• Short problem
Exactly reproduce each record listed below.

[Stored data]
--- Start ---

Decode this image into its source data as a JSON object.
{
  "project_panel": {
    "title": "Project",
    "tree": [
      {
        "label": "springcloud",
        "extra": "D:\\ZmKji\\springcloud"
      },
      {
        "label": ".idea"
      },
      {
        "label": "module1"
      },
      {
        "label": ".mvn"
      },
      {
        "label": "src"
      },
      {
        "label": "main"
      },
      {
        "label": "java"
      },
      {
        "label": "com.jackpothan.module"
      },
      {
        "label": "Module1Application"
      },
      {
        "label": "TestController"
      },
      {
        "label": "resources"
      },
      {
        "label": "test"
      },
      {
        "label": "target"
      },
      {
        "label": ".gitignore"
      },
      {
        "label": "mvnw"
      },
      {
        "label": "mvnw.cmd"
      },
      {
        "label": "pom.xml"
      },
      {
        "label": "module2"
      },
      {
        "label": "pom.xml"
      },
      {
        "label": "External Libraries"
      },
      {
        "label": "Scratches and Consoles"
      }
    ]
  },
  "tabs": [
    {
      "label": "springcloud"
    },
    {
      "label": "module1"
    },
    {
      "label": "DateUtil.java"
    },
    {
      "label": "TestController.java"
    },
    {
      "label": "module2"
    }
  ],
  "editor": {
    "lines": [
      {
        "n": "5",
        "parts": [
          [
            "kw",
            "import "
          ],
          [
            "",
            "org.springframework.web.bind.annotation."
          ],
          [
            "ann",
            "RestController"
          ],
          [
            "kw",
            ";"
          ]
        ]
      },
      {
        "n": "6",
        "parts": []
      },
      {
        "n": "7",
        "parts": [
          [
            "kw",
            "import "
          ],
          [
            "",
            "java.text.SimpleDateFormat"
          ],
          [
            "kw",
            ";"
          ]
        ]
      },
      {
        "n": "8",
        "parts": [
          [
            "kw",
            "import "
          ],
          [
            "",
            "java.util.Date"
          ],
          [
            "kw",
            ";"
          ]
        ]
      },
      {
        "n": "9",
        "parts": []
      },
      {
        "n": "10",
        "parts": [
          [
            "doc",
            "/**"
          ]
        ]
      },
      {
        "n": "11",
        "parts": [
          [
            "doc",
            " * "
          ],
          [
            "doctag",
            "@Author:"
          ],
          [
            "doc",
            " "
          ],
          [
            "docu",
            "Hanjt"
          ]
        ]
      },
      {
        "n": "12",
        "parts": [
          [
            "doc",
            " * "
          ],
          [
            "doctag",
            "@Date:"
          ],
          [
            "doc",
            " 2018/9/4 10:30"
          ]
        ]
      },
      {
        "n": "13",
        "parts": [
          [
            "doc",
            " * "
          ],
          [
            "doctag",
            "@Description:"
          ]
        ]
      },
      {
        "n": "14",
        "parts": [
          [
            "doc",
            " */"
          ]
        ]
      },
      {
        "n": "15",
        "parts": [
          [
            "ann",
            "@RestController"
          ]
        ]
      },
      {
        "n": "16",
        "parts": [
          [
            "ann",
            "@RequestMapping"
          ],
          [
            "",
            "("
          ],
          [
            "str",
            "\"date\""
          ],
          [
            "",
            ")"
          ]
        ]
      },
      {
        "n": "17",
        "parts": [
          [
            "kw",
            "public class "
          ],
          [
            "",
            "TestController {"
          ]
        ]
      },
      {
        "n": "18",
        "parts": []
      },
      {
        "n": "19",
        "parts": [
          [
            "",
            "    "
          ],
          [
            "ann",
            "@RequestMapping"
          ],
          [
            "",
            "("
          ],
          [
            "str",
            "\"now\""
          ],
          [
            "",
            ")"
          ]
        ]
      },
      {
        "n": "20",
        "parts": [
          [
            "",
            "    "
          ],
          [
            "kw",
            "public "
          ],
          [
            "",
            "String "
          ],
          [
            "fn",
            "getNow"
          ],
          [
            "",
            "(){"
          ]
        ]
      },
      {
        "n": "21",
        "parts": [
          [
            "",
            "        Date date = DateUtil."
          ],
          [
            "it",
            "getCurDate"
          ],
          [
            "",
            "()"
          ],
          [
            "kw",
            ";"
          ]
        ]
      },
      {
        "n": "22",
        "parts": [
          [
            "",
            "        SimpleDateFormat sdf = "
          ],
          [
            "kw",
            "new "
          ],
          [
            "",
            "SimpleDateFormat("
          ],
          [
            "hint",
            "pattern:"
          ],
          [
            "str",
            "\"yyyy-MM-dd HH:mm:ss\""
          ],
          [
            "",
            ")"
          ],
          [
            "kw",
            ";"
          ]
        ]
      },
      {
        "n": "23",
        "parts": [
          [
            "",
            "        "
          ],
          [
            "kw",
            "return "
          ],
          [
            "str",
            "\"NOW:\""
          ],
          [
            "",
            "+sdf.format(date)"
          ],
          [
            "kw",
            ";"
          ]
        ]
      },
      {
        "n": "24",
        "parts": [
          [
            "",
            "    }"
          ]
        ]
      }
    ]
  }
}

--- End ---

• Response below
Decode this image into its source data as a JSON object.
{
  "project_panel": {
    "title": "Project",
    "tree": [
      {
        "label": "springcloud",
        "extra": "D:\\ZmKji\\springcloud"
      },
      {
        "label": ".idea"
      },
      {
        "label": "module1"
      },
      {
        "label": ".mvn"
      },
      {
        "label": "src"
      },
      {
        "label": "main"
      },
      {
        "label": "java"
      },
      {
        "label": "com.jackpothan.module"
      },
      {
        "label": "Module1Application"
      },
      {
        "label": "TestController"
      },
      {
        "label": "resources"
      },
      {
        "label": "test"
      },
      {
        "label": "target"
      },
      {
        "label": ".gitignore"
      },
      {
        "label": "mvnw"
      },
      {
        "label": "mvnw.cmd"
      },
      {
        "label": "pom.xml"
      },
      {
        "label": "module2"
      },
      {
        "label": "pom.xml"
      },
      {
        "label": "External Libraries"
      },
      {
        "label": "Scratches and Consoles"
      }
    ]
  },
  "tabs": [
    {
      "label": "springcloud"
    },
    {
      "label": "module1"
    },
    {
      "label": "DateUtil.java"
    },
    {
      "label": "TestController.java"
    },
    {
      "label": "module2"
    }
  ],
  "editor": {
    "lines": [
      {
        "n": "5",
        "parts": [
          [
            "kw",
            "import "
          ],
          [
            "",
            "org.springframework.web.bind.annotation."
          ],
          [
            "ann",
            "RestController"
          ],
          [
            "kw",
            ";"
          ]
        ]
      },
      {
        "n": "6",
        "parts": []
      },
      {
        "n": "7",
        "parts": [
          [
            "kw",
            "import "
          ],
          [
            "",
            "java.text.SimpleDateFormat"
          ],
          [
            "kw",
            ";"
          ]
        ]
      },
      {
        "n": "8",
        "parts": [
          [
            "kw",
            "import "
          ],
          [
            "",
            "java.util.Date"
          ],
          [
            "kw",
            ";"
          ]
        ]
      },
      {
        "n": "9",
        "parts": []
      },
      {
        "n": "10",
        "parts": [
          [
            "doc",
            "/**"
          ]
        ]
      },
      {
        "n": "11",
        "parts": [
          [
            "doc",
            " * "
          ],
          [
            "doctag",
            "@Author:"
          ],
          [
            "doc",
            " "
          ],
          [
            "docu",
            "Hanjt"
          ]
        ]
      },
      {
        "n": "12",
        "parts": [
          [
            "doc",
            " * "
          ],
          [
            "doctag",
            "@Date:"
          ],
          [
            "doc",
            " 2018/9/4 10:30"
          ]
        ]
      },
      {
        "n": "13",
        "parts": [
          [
            "doc",
            " * "
          ],
          [
            "doctag",
            "@Description:"
          ]
        ]
      },
      {
        "n": "14",
        "parts": [
          [
            "doc",
            " */"
          ]
        ]
      },
      {
        "n": "15",
        "parts": [
          [
            "ann",
            "@RestController"
          ]
        ]
      },
      {
        "n": "16",
        "parts": [
          [
            "ann",
            "@RequestMapping"
          ],
          [
            "",
            "("
          ],
          [
            "str",
            "\"date\""
          ],
          [
            "",
            ")"
          ]
        ]
      },
      {
        "n": "17",
        "parts": [
          [
            "kw",
            "public class "
          ],
          [
            "",
            "TestController {"
          ]
        ]
      },
      {
        "n": "18",
        "parts": []
      },
      {
        "n": "19",
        "parts": [
          [
            "",
            "    "
          ],
          [
            "ann",
            "@RequestMapping"
          ],
          [
            "",
            "("
          ],
          [
            "str",
            "\"now\""
          ],
          [
            "",
            ")"
          ]
        ]
      },
      {
        "n": "20",
        "parts": [
          [
            "",
            "    "
          ],
          [
            "kw",
            "public "
          ],
          [
            "",
            "String "
          ],
          [
            "fn",
            "getNow"
          ],
          [
            "",
            "(){"
          ]
        ]
      },
      {
        "n": "21",
        "parts": [
          [
            "",
            "        Date date = DateUtil."
          ],
          [
            "it",
            "getCurDate"
          ],
          [
            "",
            "()"
          ],
          [
            "kw",
            ";"
          ]
        ]
      },
      {
        "n": "22",
        "parts": [
          [
            "",
            "        SimpleDateFormat sdf = "
          ],
          [
            "kw",
            "new "
          ],
          [
            "",
            "SimpleDateFormat("
          ],
          [
            "hint",
            "pattern:"
          ],
          [
            "str",
            "\"yyyy-MM-dd HH:mm:ss\""
          ],
          [
            "",
            ")"
          ],
          [
            "kw",
            ";"
          ]
        ]
      },
      {
        "n": "23",
        "parts": [
          [
            "",
            "        "
          ],
          [
            "kw",
            "return "
          ],
          [
            "str",
            "\"NOW:\""
          ],
          [
            "",
            "+sdf.format(date)"
          ],
          [
            "kw",
            ";"
          ]
        ]
      },
      {
        "n": "24",
        "parts": [
          [
            "",
            "    }"
          ]
        ]
      }
    ]
  }
}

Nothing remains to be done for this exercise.